Can you write out the whole listing exactly?
___ RECORDS PROVIDED
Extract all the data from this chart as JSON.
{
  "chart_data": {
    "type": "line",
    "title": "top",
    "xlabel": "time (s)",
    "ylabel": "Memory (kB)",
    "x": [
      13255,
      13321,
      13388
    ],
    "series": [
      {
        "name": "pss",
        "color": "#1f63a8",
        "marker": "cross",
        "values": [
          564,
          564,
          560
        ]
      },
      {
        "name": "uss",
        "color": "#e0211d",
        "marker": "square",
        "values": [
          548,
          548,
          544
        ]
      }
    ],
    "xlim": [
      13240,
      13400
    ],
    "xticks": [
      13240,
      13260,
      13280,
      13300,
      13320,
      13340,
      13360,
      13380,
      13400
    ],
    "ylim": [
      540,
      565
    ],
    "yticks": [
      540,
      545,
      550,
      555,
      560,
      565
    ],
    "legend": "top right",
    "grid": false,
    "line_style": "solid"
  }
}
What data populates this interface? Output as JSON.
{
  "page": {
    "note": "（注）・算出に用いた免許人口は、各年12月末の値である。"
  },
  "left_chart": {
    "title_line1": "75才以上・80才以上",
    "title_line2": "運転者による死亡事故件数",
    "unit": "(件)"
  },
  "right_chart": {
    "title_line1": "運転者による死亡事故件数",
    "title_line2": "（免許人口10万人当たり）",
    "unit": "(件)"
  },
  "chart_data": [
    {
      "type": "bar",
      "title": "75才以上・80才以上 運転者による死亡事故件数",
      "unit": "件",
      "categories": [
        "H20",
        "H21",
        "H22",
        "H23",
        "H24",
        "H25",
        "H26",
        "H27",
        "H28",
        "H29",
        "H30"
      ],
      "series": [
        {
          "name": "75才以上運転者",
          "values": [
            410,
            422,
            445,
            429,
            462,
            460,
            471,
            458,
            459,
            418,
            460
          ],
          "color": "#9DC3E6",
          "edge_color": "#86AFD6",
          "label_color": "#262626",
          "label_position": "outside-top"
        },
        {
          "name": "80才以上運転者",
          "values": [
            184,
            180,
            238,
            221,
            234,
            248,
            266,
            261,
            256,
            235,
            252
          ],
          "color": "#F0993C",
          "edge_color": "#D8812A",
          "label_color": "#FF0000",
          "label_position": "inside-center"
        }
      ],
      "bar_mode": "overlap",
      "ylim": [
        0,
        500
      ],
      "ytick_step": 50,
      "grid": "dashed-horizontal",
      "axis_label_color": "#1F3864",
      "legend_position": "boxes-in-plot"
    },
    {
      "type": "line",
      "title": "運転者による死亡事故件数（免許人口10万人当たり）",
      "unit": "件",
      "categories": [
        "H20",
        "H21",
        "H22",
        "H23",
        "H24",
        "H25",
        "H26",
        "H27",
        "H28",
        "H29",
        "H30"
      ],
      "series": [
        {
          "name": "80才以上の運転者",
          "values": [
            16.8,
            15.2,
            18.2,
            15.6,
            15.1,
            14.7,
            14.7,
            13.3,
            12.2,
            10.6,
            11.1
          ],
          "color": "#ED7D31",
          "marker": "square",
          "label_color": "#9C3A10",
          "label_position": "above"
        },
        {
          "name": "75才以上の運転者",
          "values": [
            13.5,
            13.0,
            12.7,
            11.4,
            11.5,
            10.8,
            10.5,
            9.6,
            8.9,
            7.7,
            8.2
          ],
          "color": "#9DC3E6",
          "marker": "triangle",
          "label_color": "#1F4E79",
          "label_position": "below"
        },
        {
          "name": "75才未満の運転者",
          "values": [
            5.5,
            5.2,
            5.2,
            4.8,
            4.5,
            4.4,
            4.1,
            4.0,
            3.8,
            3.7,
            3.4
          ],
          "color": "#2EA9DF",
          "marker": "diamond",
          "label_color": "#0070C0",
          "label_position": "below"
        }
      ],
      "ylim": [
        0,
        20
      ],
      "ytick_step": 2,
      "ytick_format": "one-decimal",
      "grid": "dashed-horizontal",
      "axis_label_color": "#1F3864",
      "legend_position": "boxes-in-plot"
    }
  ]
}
______
**RESULT OF THIS EXERCISE**
Extract all the data from this chart as JSON.
{
  "chart_data": {
    "type": "line",
    "title": "top",
    "xlabel": "time (s)",
    "ylabel": "Memory (kB)",
    "x": [
      13255,
      13321,
      13388
    ],
    "series": [
      {
        "name": "pss",
        "color": "#1f63a8",
        "marker": "cross",
        "values": [
          564,
          564,
          560
        ]
      },
      {
        "name": "uss",
        "color": "#e0211d",
        "marker": "square",
        "values": [
          548,
          548,
          544
        ]
      }
    ],
    "xlim": [
      13240,
      13400
    ],
    "xticks": [
      13240,
      13260,
      13280,
      13300,
      13320,
      13340,
      13360,
      13380,
      13400
    ],
    "ylim": [
      540,
      565
    ],
    "yticks": [
      540,
      545,
      550,
      555,
      560,
      565
    ],
    "legend": "top right",
    "grid": false,
    "line_style": "solid"
  }
}
What data populates this interface? Output as JSON.
{
  "page": {
    "note": "（注）・算出に用いた免許人口は、各年12月末の値である。"
  },
  "left_chart": {
    "title_line1": "75才以上・80才以上",
    "title_line2": "運転者による死亡事故件数",
    "unit": "(件)"
  },
  "right_chart": {
    "title_line1": "運転者による死亡事故件数",
    "title_line2": "（免許人口10万人当たり）",
    "unit": "(件)"
  },
  "chart_data": [
    {
      "type": "bar",
      "title": "75才以上・80才以上 運転者による死亡事故件数",
      "unit": "件",
      "categories": [
        "H20",
        "H21",
        "H22",
        "H23",
        "H24",
        "H25",
        "H26",
        "H27",
        "H28",
        "H29",
        "H30"
      ],
      "series": [
        {
          "name": "75才以上運転者",
          "values": [
            410,
            422,
            445,
            429,
            462,
            460,
            471,
            458,
            459,
            418,
            460
          ],
          "color": "#9DC3E6",
          "edge_color": "#86AFD6",
          "label_color": "#262626",
          "label_position": "outside-top"
        },
        {
          "name": "80才以上運転者",
          "values": [
            184,
            180,
            238,
            221,
            234,
            248,
            266,
            261,
            256,
            235,
            252
          ],
          "color": "#F0993C",
          "edge_color": "#D8812A",
          "label_color": "#FF0000",
          "label_position": "inside-center"
        }
      ],
      "bar_mode": "overlap",
      "ylim": [
        0,
        500
      ],
      "ytick_step": 50,
      "grid": "dashed-horizontal",
      "axis_label_color": "#1F3864",
      "legend_position": "boxes-in-plot"
    },
    {
      "type": "line",
      "title": "運転者による死亡事故件数（免許人口10万人当たり）",
      "unit": "件",
      "categories": [
        "H20",
        "H21",
        "H22",
        "H23",
        "H24",
        "H25",
        "H26",
        "H27",
        "H28",
        "H29",
        "H30"
      ],
      "series": [
        {
          "name": "80才以上の運転者",
          "values": [
            16.8,
            15.2,
            18.2,
            15.6,
            15.1,
            14.7,
            14.7,
            13.3,
            12.2,
            10.6,
            11.1
          ],
          "color": "#ED7D31",
          "marker": "square",
          "label_color": "#9C3A10",
          "label_position": "above"
        },
        {
          "name": "75才以上の運転者",
          "values": [
            13.5,
            13.0,
            12.7,
            11.4,
            11.5,
            10.8,
            10.5,
            9.6,
            8.9,
            7.7,
            8.2
          ],
          "color": "#9DC3E6",
          "marker": "triangle",
          "label_color": "#1F4E79",
          "label_position": "below"
        },
        {
          "name": "75才未満の運転者",
          "values": [
            5.5,
            5.2,
            5.2,
            4.8,
            4.5,
            4.4,
            4.1,
            4.0,
            3.8,
            3.7,
            3.4
          ],
          "color": "#2EA9DF",
          "marker": "diamond",
          "label_color": "#0070C0",
          "label_position": "below"
        }
      ],
      "ylim": [
        0,
        20
      ],
      "ytick_step": 2,
      "ytick_format": "one-decimal",
      "grid": "dashed-horizontal",
      "axis_label_color": "#1F3864",
      "legend_position": "boxes-in-plot"
    }
  ]
}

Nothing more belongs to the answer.